(Aim of the task) From the listing below, extract each line containing the string "food".

(Data lines)
***

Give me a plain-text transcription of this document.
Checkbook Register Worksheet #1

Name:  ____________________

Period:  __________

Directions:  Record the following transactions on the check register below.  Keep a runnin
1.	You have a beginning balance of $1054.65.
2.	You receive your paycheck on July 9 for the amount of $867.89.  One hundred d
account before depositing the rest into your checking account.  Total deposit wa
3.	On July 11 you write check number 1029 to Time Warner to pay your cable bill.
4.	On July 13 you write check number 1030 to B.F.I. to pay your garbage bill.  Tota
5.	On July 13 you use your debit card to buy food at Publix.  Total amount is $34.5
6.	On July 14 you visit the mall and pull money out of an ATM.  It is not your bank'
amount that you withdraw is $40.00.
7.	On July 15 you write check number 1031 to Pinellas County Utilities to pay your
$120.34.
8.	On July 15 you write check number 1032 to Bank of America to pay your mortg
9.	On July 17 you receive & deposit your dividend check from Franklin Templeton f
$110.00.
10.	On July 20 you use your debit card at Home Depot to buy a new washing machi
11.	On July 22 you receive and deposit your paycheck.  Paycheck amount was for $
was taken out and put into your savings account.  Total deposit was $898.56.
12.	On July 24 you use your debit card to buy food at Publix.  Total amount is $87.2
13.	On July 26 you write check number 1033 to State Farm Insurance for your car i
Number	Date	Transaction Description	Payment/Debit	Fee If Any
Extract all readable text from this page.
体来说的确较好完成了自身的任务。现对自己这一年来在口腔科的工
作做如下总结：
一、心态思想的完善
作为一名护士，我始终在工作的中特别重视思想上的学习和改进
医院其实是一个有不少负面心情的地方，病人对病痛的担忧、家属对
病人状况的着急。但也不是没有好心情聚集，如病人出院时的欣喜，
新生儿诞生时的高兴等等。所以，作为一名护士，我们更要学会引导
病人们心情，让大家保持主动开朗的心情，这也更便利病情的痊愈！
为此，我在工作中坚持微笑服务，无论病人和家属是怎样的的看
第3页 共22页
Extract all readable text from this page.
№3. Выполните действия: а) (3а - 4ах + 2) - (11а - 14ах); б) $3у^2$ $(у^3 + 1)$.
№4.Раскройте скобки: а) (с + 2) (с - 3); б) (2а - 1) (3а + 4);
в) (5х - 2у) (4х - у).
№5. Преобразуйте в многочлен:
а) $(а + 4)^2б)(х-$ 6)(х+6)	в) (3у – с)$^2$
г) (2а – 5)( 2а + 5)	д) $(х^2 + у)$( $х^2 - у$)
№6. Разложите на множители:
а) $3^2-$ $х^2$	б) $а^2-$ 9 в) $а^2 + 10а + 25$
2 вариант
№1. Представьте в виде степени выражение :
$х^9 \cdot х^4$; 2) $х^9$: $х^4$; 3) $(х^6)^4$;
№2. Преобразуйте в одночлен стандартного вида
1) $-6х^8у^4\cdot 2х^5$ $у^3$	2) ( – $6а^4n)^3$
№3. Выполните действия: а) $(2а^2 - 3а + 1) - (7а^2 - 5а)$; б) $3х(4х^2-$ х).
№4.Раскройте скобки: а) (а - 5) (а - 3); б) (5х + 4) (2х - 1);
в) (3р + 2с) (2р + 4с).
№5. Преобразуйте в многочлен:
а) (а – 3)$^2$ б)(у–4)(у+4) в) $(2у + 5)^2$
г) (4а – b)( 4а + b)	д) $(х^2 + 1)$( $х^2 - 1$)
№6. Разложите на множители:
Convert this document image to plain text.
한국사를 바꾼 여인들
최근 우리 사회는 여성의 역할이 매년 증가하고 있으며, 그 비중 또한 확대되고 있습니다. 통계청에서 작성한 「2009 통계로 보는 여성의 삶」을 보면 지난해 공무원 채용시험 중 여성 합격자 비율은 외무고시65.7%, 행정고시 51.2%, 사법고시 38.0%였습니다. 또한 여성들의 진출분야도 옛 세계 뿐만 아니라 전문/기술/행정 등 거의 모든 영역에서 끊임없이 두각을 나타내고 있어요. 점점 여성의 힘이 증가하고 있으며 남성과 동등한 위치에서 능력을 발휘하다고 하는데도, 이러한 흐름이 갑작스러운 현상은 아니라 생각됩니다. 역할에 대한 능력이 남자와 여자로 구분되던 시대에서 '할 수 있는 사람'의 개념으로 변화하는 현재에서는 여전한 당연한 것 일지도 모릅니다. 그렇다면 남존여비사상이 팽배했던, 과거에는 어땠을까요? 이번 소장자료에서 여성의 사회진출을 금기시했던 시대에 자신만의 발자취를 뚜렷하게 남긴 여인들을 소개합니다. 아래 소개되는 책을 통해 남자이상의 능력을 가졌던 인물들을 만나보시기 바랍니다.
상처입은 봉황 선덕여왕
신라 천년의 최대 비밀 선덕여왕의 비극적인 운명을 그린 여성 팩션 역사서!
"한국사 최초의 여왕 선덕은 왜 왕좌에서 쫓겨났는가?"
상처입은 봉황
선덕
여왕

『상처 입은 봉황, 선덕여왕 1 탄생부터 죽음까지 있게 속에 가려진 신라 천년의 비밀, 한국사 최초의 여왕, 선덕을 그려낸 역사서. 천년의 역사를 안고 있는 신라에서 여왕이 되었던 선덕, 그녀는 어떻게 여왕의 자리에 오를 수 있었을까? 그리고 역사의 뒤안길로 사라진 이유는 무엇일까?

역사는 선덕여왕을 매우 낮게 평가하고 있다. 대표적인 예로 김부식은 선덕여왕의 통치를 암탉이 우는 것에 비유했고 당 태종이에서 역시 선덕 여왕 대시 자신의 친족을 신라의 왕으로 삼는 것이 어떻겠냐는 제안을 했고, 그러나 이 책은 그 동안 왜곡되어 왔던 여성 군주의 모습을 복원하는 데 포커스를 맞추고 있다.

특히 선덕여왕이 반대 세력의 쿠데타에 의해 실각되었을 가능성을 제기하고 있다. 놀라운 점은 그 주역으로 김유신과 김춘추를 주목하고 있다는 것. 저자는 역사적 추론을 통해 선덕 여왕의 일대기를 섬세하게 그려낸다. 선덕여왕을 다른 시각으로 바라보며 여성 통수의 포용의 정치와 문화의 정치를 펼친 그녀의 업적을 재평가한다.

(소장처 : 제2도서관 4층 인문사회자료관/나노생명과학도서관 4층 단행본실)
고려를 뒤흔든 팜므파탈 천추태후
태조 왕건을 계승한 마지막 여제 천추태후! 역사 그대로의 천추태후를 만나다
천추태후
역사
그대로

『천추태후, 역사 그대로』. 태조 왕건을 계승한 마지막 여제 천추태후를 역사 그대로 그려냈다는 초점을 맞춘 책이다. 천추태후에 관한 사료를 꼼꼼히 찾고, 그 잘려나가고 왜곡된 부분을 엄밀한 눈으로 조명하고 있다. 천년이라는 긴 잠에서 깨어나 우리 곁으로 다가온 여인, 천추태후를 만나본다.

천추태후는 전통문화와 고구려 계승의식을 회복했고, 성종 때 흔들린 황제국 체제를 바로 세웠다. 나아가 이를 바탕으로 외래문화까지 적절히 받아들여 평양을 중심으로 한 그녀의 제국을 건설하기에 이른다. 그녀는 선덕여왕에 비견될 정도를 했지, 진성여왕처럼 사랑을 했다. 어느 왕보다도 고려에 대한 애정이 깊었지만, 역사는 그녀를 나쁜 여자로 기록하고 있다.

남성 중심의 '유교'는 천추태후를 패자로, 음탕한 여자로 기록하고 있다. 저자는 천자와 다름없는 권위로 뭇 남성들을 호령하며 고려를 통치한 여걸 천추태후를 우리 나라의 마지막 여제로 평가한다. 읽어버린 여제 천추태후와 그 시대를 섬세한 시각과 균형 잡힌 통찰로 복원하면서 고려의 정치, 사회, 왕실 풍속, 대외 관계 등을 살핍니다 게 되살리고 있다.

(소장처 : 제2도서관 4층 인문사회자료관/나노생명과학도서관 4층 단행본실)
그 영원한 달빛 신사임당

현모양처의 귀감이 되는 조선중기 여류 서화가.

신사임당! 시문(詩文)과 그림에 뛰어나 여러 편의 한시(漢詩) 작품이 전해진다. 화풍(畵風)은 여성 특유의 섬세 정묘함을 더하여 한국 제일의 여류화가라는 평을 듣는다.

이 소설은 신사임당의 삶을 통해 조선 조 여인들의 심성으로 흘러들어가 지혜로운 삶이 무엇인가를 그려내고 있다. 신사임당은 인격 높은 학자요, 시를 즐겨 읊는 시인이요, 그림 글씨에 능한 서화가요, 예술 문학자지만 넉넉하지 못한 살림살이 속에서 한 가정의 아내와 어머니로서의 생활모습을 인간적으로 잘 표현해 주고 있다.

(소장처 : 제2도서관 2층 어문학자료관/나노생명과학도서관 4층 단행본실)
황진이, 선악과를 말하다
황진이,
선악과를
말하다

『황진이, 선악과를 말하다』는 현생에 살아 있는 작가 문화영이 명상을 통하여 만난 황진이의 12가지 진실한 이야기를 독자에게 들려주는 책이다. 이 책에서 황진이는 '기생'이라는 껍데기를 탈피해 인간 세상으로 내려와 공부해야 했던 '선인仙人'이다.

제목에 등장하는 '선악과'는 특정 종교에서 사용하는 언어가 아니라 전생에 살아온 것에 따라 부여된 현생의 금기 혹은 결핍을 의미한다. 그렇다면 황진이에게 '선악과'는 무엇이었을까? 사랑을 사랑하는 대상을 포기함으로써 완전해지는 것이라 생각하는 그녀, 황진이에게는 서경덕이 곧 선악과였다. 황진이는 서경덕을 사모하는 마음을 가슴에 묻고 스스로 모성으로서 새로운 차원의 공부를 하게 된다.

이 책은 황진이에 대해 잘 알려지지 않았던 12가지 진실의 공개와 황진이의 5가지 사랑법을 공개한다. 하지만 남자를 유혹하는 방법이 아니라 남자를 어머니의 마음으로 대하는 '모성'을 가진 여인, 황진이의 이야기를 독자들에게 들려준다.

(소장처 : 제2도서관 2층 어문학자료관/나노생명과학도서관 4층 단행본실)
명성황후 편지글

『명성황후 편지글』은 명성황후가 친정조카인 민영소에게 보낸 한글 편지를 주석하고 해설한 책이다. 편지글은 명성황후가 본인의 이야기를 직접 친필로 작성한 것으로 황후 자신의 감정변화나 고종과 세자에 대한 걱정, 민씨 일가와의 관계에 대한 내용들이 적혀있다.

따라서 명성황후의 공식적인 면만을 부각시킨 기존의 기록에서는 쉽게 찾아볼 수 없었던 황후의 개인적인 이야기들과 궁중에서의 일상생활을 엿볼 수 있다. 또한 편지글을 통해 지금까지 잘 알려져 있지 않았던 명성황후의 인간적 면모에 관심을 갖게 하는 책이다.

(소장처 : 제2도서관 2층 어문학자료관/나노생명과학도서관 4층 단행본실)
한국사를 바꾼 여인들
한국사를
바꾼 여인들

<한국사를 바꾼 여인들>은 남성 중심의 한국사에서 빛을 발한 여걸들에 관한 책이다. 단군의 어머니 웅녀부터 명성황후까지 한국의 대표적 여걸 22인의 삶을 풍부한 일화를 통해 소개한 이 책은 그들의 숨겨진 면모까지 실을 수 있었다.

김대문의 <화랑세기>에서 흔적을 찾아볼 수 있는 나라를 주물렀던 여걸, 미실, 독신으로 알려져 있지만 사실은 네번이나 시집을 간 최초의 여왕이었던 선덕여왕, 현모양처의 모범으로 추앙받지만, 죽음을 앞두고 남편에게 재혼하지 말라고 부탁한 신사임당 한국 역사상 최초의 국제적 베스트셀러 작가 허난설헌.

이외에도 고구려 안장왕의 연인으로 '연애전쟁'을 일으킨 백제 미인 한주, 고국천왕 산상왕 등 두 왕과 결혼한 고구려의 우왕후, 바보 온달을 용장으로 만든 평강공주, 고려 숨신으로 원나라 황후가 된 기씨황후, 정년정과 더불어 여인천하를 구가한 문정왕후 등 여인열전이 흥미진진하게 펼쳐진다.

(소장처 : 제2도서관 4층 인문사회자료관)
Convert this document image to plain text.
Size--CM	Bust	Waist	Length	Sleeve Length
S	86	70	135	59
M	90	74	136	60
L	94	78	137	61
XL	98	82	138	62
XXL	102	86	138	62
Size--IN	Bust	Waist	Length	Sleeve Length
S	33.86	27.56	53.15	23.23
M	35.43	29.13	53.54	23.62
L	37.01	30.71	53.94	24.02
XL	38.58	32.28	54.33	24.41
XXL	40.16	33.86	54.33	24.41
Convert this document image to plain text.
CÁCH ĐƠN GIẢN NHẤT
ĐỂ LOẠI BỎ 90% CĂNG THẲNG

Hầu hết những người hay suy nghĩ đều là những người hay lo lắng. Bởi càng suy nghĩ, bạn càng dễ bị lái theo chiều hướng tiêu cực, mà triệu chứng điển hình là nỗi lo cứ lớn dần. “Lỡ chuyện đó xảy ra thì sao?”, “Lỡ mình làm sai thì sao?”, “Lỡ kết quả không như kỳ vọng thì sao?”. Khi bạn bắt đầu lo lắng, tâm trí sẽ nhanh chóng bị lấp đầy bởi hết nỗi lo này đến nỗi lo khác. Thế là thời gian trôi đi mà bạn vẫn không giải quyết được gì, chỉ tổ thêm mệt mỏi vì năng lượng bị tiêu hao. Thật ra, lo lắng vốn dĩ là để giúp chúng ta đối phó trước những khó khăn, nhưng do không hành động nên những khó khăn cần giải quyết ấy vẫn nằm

***

(Full output)
5.	On July 13 you use your debit card to buy food at Publix.  Total amount is $34.5
12.	On July 24 you use your debit card to buy food at Publix.  Total amount is $87.2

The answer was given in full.